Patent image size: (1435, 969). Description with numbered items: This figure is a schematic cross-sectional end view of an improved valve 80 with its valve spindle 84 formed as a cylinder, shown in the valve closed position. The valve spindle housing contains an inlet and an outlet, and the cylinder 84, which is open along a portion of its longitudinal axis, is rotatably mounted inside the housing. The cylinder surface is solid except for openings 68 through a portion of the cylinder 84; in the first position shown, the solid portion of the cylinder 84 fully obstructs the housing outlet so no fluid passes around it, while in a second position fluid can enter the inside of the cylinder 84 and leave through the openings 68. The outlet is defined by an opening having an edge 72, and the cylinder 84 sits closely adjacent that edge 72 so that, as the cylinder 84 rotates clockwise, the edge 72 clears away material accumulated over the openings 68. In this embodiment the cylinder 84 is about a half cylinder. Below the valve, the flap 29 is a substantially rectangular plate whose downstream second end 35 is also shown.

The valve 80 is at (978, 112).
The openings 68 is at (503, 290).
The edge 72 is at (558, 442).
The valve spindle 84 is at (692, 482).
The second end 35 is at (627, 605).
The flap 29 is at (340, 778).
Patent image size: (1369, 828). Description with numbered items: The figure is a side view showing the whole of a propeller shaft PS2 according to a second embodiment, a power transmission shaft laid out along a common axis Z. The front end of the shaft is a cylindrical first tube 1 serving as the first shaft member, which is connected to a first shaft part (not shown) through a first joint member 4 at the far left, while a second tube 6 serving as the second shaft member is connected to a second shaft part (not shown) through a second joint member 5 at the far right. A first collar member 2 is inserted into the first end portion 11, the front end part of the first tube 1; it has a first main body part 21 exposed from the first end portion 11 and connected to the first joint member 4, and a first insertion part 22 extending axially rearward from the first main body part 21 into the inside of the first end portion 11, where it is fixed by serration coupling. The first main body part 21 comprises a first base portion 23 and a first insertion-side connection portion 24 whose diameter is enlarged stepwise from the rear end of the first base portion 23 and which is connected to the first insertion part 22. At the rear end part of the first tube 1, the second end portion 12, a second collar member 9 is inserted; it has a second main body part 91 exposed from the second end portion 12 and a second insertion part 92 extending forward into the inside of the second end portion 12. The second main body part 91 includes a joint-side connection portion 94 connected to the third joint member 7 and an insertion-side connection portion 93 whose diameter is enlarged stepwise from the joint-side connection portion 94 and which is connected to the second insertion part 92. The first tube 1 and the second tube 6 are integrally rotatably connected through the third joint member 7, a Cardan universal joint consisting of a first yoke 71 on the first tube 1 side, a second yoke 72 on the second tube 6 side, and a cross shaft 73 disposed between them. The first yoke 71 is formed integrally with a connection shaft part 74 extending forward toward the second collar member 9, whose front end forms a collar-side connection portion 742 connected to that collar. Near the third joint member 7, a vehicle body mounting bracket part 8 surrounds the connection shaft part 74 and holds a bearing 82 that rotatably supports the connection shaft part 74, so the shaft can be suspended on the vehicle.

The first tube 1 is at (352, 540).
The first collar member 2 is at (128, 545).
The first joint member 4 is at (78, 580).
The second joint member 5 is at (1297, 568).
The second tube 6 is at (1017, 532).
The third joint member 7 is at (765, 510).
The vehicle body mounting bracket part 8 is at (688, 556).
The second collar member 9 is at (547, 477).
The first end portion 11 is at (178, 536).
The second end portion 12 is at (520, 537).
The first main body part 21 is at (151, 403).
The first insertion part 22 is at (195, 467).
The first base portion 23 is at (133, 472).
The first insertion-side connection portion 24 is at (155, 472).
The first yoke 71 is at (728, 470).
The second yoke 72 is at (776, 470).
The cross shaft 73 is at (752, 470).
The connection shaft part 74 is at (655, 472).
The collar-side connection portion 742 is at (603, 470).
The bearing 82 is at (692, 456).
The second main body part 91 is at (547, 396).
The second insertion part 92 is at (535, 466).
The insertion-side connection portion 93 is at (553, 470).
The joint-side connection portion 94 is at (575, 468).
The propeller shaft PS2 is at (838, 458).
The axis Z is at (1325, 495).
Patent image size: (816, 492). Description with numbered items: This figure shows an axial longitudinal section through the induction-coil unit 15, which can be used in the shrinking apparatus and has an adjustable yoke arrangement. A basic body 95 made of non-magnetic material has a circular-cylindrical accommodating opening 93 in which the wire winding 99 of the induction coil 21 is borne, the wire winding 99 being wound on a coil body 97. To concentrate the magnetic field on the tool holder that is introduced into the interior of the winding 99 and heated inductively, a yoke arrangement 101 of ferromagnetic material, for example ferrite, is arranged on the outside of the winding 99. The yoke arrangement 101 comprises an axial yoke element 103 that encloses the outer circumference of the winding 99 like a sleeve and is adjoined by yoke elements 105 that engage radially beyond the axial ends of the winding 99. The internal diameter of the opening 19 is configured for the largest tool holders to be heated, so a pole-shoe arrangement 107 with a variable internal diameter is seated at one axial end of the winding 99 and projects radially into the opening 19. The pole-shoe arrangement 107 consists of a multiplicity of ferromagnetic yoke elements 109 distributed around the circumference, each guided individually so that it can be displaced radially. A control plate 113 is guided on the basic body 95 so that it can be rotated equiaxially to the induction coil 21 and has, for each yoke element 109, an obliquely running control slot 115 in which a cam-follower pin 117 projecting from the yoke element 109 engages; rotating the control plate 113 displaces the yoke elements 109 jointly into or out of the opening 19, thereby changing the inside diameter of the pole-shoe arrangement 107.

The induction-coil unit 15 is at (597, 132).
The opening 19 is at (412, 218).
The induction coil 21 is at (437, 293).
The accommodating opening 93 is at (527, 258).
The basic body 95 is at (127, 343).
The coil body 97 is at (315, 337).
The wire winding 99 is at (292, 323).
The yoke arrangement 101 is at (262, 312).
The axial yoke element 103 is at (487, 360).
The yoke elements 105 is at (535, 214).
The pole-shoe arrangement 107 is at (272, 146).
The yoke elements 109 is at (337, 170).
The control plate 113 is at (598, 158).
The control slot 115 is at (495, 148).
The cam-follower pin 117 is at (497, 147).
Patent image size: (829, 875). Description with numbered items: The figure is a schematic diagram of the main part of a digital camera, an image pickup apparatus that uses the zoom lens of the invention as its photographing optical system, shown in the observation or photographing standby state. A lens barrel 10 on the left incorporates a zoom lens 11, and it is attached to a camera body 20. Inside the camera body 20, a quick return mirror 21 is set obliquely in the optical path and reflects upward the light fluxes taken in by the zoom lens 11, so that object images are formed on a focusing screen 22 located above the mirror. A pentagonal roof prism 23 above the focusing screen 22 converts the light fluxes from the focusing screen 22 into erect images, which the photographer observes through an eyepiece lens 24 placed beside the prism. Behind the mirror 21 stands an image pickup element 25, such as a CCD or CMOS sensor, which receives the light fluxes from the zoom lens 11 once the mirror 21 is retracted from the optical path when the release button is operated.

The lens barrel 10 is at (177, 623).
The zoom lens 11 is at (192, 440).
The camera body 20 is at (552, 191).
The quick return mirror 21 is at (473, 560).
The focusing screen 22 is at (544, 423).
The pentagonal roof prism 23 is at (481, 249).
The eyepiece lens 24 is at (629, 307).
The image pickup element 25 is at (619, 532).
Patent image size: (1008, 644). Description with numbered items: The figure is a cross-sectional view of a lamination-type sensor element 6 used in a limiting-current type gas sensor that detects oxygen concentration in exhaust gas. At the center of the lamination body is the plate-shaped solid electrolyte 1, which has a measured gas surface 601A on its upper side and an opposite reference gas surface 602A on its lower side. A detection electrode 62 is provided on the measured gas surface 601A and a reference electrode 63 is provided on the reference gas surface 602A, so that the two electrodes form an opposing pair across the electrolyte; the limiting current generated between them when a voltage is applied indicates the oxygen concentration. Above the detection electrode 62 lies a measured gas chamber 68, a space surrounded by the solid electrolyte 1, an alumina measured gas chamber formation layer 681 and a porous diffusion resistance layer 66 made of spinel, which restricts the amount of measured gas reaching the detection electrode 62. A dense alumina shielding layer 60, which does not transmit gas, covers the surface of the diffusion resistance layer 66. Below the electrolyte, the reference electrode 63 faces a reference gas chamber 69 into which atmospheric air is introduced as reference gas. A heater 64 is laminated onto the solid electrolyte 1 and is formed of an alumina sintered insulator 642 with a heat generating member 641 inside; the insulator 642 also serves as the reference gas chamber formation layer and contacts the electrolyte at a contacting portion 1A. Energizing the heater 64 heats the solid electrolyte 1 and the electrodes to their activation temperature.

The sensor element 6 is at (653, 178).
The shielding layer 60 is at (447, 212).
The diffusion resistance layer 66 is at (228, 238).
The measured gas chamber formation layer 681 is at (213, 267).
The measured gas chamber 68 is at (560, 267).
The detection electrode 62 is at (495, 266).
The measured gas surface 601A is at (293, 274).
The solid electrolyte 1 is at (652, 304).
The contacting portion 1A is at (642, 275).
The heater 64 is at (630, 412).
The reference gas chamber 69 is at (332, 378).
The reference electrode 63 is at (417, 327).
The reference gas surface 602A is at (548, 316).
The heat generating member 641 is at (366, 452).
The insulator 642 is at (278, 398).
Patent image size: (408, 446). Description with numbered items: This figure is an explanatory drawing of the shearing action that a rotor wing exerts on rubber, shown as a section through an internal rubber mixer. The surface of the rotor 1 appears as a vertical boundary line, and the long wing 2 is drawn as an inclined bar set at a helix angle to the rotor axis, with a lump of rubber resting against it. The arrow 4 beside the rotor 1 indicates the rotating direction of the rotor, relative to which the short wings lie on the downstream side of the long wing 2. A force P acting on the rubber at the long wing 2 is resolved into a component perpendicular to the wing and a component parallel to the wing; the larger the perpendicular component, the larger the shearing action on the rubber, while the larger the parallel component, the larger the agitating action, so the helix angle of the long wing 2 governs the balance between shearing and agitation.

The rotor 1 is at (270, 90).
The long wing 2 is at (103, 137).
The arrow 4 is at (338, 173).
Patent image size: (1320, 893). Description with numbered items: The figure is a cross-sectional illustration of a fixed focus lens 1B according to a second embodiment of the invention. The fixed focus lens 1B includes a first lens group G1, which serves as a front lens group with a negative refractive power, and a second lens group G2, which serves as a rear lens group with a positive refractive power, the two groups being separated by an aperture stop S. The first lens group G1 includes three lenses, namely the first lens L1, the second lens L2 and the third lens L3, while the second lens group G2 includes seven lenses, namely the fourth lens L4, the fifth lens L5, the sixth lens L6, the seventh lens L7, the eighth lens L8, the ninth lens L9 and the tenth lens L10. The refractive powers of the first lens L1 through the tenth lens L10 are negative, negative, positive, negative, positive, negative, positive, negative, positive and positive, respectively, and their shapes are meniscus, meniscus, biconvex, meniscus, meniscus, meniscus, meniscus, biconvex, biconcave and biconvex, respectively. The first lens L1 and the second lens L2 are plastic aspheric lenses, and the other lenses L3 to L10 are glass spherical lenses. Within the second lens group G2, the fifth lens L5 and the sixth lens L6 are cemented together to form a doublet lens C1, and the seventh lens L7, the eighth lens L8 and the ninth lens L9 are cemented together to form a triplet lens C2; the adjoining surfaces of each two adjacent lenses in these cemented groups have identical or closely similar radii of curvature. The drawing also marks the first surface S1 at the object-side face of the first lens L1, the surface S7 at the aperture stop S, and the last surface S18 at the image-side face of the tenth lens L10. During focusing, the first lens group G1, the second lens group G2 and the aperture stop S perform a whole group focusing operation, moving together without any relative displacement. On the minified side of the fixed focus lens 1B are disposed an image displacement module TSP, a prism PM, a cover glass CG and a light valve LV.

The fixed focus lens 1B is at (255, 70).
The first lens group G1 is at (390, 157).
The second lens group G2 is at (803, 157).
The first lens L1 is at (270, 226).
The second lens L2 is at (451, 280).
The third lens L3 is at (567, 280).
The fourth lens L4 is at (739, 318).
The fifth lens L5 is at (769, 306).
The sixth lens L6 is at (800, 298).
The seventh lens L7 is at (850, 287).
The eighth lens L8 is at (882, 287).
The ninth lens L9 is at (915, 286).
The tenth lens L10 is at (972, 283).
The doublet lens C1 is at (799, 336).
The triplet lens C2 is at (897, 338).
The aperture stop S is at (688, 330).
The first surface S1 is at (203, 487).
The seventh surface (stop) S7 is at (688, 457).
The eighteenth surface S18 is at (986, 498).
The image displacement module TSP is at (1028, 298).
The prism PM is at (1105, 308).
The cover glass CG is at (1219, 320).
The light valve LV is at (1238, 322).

────

To be done:
Return, word for word, the stretch from the start of the items through the line containing "The valve 80 is at (978, 112).".

Written solution:
Patent image size: (1435, 969). Description with numbered items: This figure is a schematic cross-sectional end view of an improved valve 80 with its valve spindle 84 formed as a cylinder, shown in the valve closed position. The valve spindle housing contains an inlet and an outlet, and the cylinder 84, which is open along a portion of its longitudinal axis, is rotatably mounted inside the housing. The cylinder surface is solid except for openings 68 through a portion of the cylinder 84; in the first position shown, the solid portion of the cylinder 84 fully obstructs the housing outlet so no fluid passes around it, while in a second position fluid can enter the inside of the cylinder 84 and leave through the openings 68. The outlet is defined by an opening having an edge 72, and the cylinder 84 sits closely adjacent that edge 72 so that, as the cylinder 84 rotates clockwise, the edge 72 clears away material accumulated over the openings 68. In this embodiment the cylinder 84 is about a half cylinder. Below the valve, the flap 29 is a substantially rectangular plate whose downstream second end 35 is also shown.

The valve 80 is at (978, 112).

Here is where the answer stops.